◆ Textauszug
——————————
Lauenburgische Heimat
[Alte Folge]

Zeitschrift des Heimatbundes Herzogtum Lauenburg e. V.
1930


Der Groschen gilt doch allemal besser, da er geschlagen ist.

Von U. v. Rundstedt.
 

Nach der Einäscherung Ratzeburgs durch das dänische Bombardement aßen zahlreiche Bürger das bittere Brot der Fremde. Viele blieben ganz weg, aber andere trieb doch nach Jahren das Heimweh zurück an die Brandstelle ihres Hauses. So bekam Anfang 1701 der Ratsherr Classen durch die Torwache ein Schreiben, pflichtmäßig vom Wachthabenden erbrochen, wie der Vermerk zeigte: "Durchgelesen. Simon Glanz in Lüneburg. under d. M. Meville." Dieser Major hatte damals eine Kompanie des Regiments de Luc (vormals Boisdavid), das seit der Besitzergreifung 1689 in Ratzeburg stand. Die Anschrift lautete: "Dieses prifel zu bestellen an den Herrn Frantz Classen Rathsherrn zu Ratzen purg." Rechtschreibung und Mundart kennzeichnen den Absender als Süddeutschen, wohl Böhmen. Er mag von dort durch die askanischen Herzöge in die Stadt gelangt sein. Es hieße dem Inhalt viel von seiner Treuherzigkeit nehmen, wollte man an seiner krausen Satzbildung und Rechtschreibung wesentliches ändern. Ich meine, die Mühe des Durchstudierens lohnt sich. Also bitte!
——————————
◆ Aufgaben
1) Gib den Abschnitt des Textauszugs wieder, der bei "Lauenburgische Heimat" beginnt und bei "U. v. Rundstedt." endet. Setze darin "Taler" an die Stelle von "Groschen".
2) In welcher Stadt stand laut dem Textauszug das Regiment de Luc seit der Besitzergreifung 1689?

◆ Gespeicherte Daten
——————————
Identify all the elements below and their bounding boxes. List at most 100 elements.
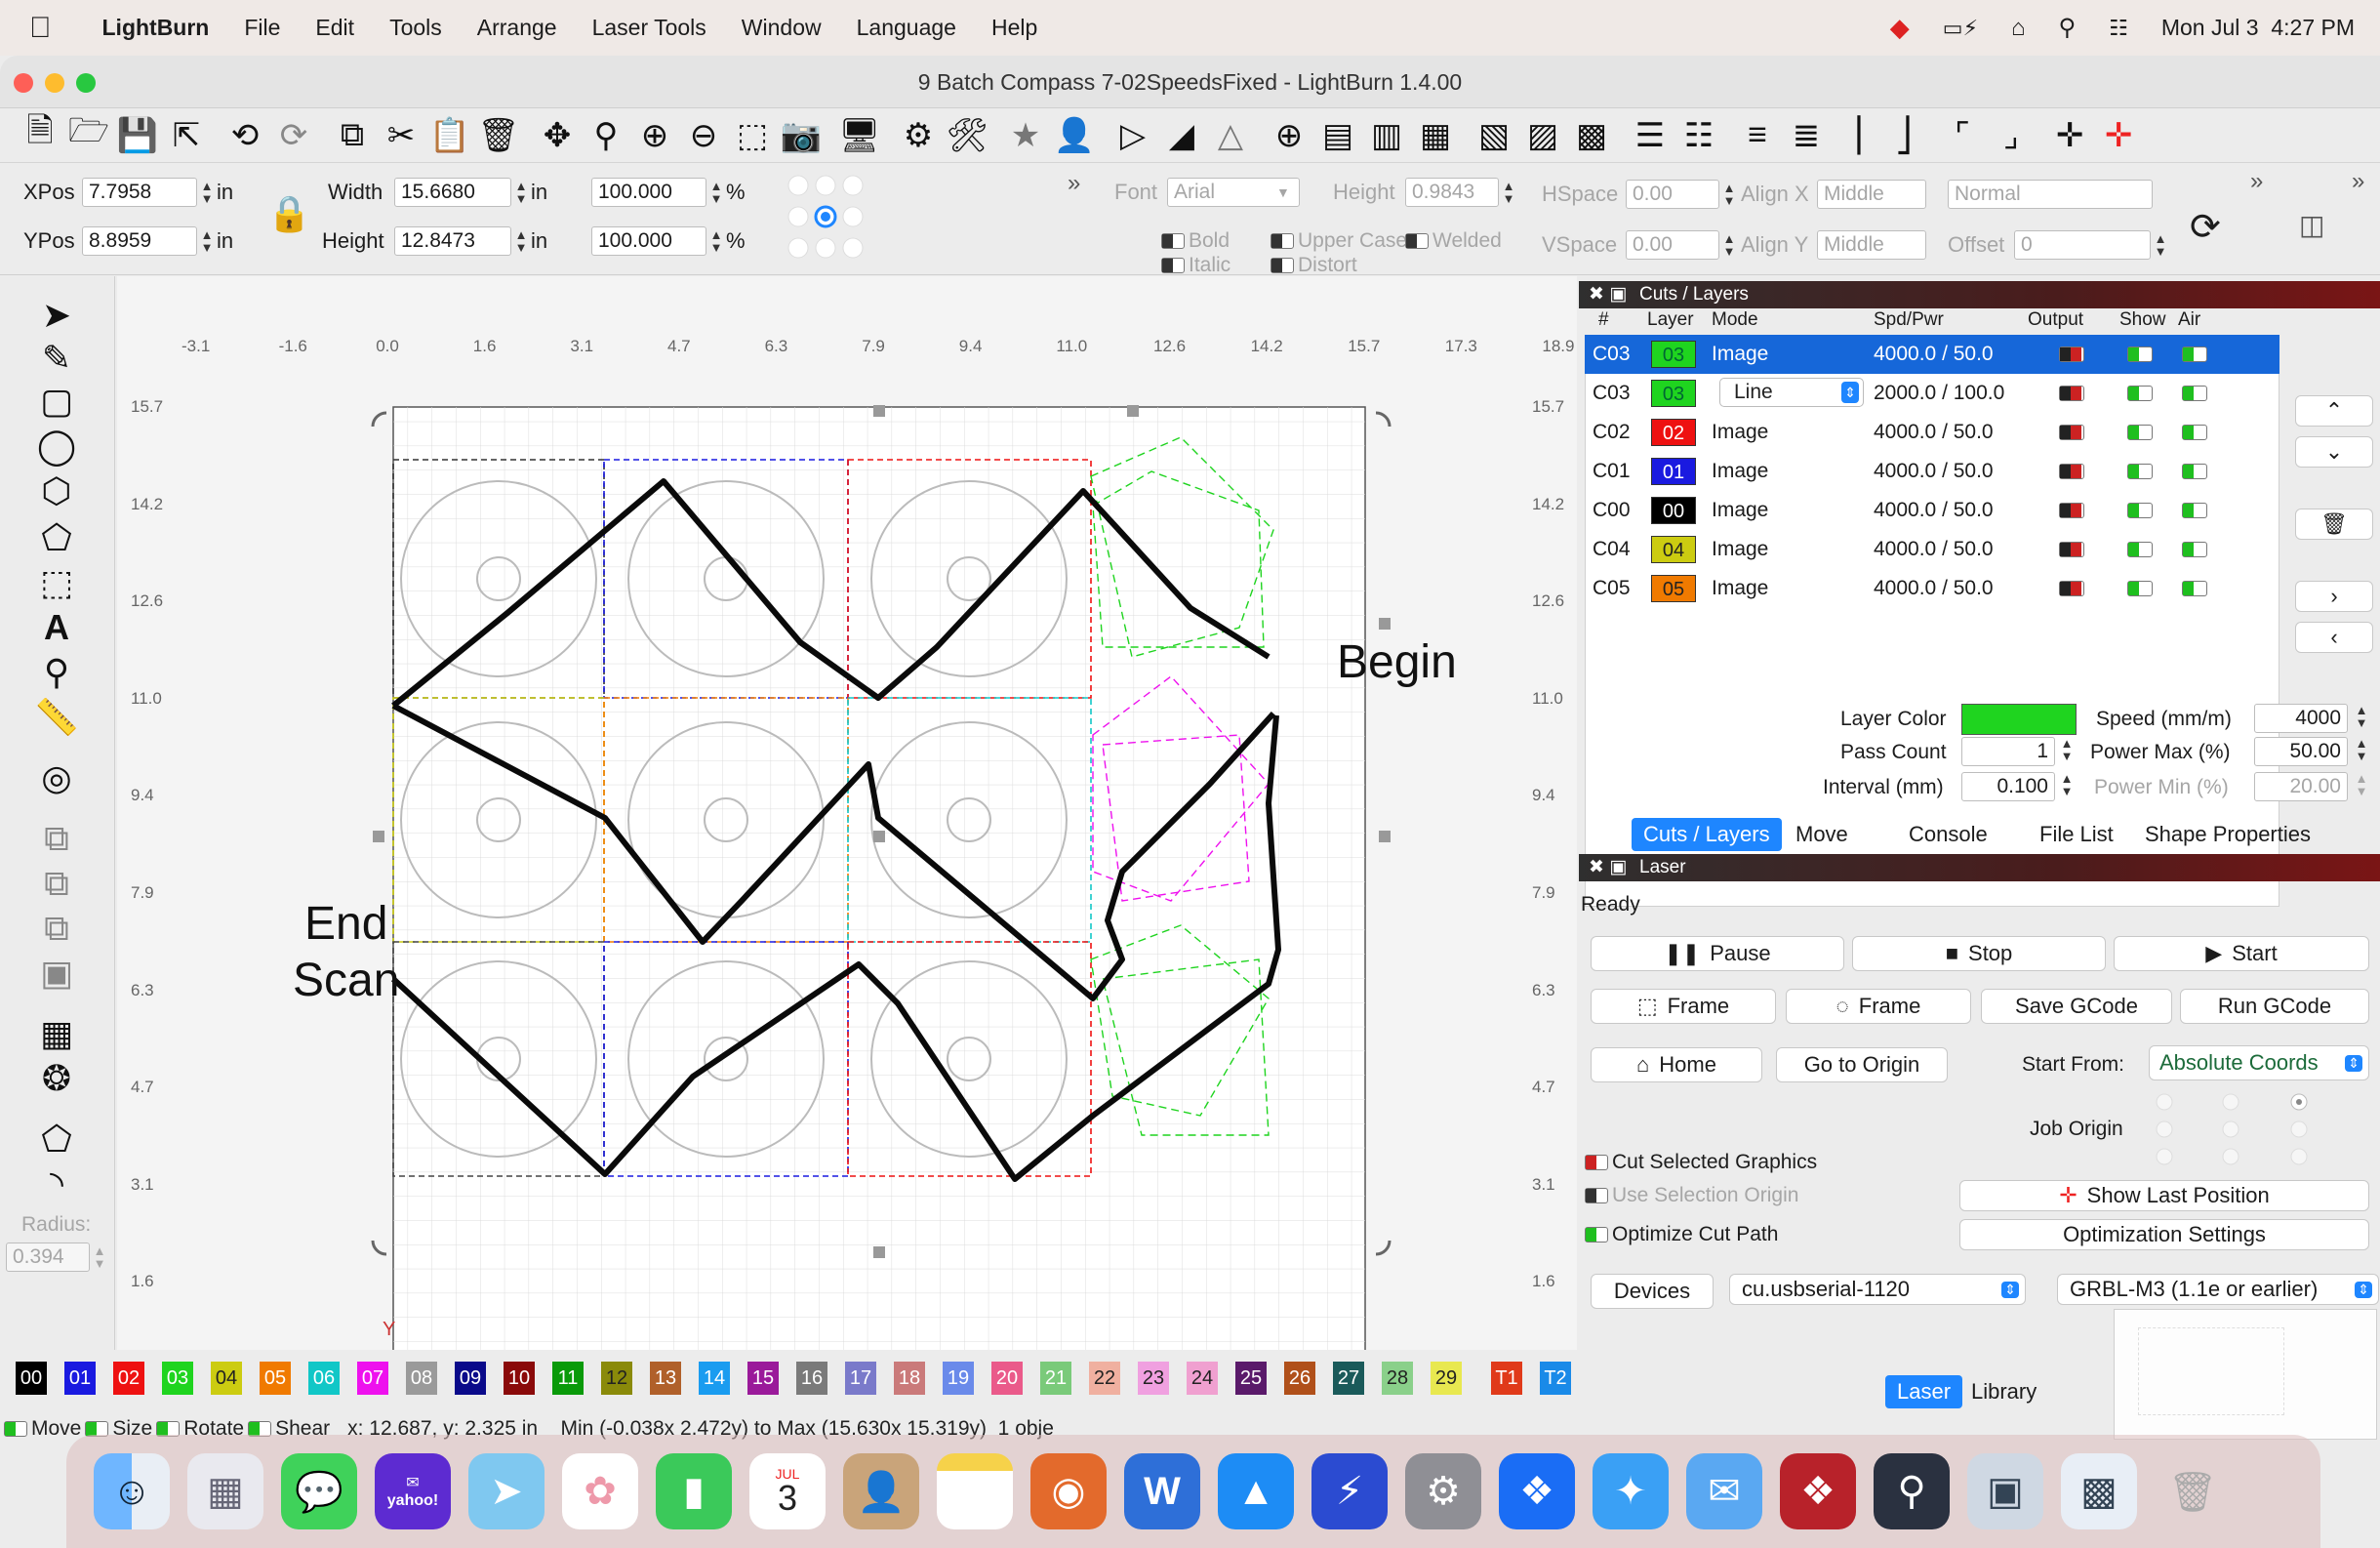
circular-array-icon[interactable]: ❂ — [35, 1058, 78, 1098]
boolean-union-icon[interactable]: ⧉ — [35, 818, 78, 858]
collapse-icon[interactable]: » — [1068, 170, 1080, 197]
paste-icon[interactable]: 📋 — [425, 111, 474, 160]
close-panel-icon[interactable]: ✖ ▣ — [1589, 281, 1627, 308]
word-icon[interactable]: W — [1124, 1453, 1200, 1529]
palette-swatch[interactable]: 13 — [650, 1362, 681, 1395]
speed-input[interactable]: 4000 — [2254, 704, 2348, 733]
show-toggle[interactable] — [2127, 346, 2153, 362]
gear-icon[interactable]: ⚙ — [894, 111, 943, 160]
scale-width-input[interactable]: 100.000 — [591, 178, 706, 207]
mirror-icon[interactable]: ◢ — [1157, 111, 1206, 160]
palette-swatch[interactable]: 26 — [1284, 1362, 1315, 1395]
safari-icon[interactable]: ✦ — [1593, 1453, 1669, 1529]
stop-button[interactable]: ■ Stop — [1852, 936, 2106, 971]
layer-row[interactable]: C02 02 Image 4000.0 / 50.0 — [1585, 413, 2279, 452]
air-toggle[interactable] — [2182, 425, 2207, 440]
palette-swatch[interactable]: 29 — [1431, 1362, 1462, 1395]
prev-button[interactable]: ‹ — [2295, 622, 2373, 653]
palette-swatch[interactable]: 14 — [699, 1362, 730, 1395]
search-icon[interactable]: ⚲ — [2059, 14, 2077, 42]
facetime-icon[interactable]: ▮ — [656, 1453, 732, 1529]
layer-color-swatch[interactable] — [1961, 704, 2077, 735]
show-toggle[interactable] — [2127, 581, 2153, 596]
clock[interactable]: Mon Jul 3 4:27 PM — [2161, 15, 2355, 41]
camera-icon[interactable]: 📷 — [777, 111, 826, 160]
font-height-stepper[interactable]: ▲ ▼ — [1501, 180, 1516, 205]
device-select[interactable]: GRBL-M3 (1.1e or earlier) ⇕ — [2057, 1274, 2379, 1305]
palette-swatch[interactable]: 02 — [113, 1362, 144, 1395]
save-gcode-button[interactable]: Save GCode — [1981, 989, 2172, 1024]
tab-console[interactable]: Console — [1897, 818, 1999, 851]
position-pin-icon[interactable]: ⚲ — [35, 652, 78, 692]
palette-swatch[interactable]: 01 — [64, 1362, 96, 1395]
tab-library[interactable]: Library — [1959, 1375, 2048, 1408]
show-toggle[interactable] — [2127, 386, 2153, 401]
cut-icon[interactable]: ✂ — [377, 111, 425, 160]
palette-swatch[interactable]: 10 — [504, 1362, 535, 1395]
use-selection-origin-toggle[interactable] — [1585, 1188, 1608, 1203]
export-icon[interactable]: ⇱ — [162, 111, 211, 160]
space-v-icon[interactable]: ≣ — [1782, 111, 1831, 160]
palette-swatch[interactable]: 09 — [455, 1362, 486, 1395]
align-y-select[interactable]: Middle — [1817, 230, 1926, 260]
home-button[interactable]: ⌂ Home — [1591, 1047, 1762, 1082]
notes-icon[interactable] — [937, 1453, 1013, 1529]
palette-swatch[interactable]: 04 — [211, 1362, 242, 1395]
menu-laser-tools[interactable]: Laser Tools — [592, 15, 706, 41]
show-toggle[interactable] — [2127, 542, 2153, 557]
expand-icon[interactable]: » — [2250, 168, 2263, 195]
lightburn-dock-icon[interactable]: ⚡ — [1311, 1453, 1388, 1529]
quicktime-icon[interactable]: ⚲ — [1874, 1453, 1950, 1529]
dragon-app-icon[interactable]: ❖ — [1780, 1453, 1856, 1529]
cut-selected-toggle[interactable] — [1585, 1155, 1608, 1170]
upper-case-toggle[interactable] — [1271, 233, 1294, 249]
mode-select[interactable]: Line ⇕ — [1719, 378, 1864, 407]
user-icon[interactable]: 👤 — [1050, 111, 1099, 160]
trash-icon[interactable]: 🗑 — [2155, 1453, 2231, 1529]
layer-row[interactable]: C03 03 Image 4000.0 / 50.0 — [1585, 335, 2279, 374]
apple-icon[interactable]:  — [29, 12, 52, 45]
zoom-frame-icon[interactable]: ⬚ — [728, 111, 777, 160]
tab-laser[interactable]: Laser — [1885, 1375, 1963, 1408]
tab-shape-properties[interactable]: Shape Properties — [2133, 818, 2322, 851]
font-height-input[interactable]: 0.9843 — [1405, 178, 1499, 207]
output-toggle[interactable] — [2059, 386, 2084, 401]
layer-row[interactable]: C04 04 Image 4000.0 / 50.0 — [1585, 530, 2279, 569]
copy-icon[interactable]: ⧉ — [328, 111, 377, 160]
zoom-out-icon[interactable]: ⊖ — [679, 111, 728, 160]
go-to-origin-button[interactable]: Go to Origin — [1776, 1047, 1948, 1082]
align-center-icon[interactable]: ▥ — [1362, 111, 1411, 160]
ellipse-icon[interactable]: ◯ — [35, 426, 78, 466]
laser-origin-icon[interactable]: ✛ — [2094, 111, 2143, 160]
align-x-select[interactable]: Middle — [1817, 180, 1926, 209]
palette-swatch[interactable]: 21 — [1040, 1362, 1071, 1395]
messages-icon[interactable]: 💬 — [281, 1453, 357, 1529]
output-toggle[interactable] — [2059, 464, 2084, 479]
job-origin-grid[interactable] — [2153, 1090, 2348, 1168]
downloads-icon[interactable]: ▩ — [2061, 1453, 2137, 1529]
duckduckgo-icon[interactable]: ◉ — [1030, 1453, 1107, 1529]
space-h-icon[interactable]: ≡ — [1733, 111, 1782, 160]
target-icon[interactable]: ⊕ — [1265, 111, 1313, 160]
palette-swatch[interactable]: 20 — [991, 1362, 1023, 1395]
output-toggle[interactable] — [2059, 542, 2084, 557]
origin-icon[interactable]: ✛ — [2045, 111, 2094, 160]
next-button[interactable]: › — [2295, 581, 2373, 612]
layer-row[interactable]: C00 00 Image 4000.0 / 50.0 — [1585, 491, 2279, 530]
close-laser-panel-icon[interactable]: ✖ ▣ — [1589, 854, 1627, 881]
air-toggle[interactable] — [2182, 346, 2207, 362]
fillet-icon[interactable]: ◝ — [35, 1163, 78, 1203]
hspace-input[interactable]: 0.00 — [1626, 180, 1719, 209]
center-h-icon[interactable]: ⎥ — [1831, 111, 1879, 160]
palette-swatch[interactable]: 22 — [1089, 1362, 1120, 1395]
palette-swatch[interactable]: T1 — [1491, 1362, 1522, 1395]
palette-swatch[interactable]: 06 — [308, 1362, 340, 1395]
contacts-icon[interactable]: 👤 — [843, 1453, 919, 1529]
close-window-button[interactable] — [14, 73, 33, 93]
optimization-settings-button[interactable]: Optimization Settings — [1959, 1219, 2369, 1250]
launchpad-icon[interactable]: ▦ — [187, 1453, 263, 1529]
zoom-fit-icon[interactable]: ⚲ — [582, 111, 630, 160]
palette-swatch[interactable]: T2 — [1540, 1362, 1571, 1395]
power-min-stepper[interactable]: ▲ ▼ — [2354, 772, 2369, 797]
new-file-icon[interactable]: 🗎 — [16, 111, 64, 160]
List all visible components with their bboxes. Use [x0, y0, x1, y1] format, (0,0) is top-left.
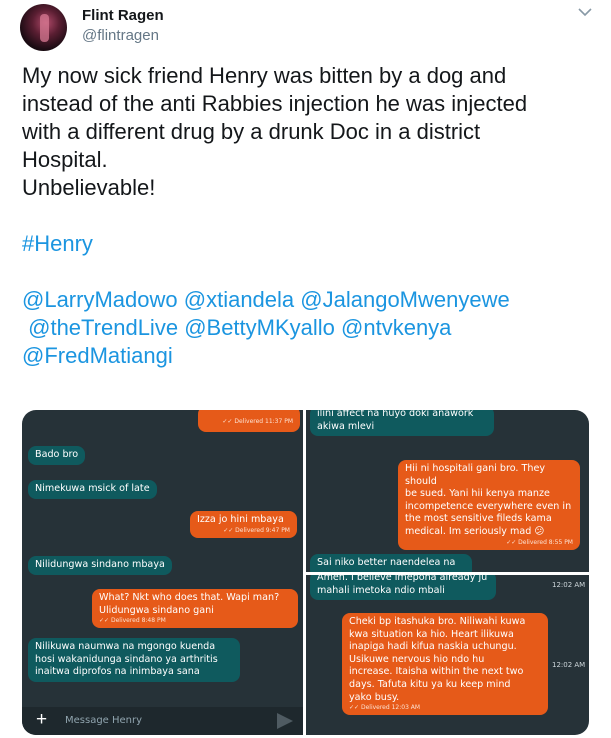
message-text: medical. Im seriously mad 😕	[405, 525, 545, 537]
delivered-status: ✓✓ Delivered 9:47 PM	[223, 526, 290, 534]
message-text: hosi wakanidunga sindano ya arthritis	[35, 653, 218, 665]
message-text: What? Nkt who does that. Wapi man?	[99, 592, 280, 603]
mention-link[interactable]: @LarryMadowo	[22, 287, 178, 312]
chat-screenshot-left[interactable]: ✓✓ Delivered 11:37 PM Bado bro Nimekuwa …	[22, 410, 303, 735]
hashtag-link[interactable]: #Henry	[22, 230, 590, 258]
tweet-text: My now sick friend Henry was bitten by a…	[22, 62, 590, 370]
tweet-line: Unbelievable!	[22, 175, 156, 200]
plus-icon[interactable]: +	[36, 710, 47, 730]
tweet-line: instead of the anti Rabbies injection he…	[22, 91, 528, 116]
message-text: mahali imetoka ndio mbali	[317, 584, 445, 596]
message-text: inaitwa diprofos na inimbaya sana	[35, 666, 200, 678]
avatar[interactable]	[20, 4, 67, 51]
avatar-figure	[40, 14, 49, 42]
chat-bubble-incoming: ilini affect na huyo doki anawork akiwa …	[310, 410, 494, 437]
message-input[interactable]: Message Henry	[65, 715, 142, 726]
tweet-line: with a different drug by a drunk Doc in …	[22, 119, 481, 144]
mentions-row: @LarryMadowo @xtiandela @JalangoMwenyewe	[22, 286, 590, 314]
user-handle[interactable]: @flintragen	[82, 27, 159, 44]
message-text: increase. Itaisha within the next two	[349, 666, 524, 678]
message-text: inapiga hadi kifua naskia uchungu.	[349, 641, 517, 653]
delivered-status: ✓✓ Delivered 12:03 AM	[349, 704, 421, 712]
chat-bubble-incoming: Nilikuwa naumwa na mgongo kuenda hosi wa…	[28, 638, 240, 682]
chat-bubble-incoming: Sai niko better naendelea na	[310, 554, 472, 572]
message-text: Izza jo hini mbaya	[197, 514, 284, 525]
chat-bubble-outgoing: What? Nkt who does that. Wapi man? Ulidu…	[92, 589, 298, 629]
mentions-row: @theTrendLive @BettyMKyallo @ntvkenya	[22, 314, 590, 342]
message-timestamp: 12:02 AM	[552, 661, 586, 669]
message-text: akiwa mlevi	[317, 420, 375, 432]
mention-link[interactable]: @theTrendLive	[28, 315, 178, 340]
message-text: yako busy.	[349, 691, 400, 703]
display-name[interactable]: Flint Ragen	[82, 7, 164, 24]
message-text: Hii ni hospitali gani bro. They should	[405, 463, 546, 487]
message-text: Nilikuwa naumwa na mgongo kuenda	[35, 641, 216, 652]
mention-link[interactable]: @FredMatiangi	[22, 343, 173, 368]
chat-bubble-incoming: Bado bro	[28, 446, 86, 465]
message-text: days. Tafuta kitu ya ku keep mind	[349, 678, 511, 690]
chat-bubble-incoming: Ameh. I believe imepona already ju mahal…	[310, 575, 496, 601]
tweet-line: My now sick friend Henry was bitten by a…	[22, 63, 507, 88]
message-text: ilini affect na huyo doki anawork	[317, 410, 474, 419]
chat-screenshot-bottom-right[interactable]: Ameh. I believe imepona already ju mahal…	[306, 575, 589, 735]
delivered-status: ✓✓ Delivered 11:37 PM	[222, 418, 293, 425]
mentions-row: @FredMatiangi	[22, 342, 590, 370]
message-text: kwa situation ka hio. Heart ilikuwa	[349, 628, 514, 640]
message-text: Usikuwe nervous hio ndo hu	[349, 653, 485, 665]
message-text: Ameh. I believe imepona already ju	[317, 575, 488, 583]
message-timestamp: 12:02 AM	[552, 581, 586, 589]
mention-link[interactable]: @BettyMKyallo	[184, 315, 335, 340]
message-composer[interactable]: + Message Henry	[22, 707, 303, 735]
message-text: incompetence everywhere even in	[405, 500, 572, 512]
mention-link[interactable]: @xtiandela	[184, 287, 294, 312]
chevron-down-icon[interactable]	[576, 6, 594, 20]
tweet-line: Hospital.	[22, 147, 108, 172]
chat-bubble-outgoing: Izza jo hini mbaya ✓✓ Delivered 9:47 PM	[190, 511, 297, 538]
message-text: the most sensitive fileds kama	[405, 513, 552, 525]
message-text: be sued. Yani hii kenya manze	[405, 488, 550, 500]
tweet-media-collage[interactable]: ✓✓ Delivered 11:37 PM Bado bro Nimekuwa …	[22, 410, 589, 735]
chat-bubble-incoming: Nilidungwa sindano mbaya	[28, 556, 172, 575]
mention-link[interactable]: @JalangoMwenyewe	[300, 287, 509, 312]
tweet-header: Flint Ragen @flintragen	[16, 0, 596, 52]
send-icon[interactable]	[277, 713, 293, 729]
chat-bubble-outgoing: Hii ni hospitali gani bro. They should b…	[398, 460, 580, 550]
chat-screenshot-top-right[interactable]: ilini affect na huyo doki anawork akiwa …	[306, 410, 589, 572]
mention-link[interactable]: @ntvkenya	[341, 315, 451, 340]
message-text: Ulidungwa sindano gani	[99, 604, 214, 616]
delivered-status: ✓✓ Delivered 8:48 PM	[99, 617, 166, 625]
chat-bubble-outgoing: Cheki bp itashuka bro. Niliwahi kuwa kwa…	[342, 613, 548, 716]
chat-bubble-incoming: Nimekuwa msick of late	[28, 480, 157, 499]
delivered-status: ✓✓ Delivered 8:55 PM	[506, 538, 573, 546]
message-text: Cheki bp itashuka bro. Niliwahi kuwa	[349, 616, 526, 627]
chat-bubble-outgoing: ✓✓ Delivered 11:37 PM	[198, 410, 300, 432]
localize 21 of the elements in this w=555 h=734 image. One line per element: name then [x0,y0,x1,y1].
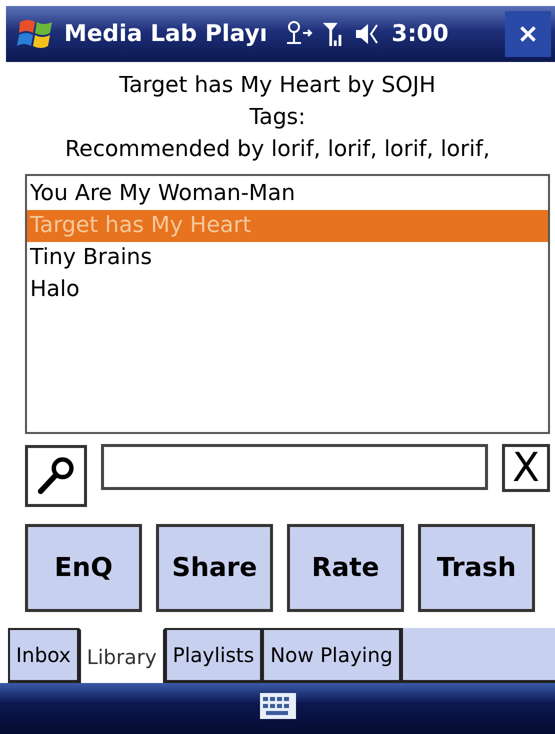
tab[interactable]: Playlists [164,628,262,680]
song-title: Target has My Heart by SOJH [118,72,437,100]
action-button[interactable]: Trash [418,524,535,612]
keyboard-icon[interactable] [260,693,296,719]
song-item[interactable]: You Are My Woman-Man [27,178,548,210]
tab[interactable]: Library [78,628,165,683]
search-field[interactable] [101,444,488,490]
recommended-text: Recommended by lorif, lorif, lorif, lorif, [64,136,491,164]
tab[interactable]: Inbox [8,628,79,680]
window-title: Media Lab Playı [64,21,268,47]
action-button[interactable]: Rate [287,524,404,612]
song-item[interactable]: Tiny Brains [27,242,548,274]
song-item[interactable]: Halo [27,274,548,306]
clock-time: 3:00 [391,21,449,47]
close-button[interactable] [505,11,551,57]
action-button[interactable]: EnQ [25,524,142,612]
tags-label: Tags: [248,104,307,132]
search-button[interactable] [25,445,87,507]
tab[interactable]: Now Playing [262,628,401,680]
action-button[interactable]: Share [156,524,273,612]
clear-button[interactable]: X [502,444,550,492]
——————————
◆ Die Antworten
1)
Lauenburgische Heimat
[Alte Folge]

Zeitschrift des Heimatbundes Herzogtum Lauenburg e. V.
1930


Der Taler gilt doch allemal besser, da er geschlagen ist.

Von U. v. Rundstedt.

2) In Ratzeburg.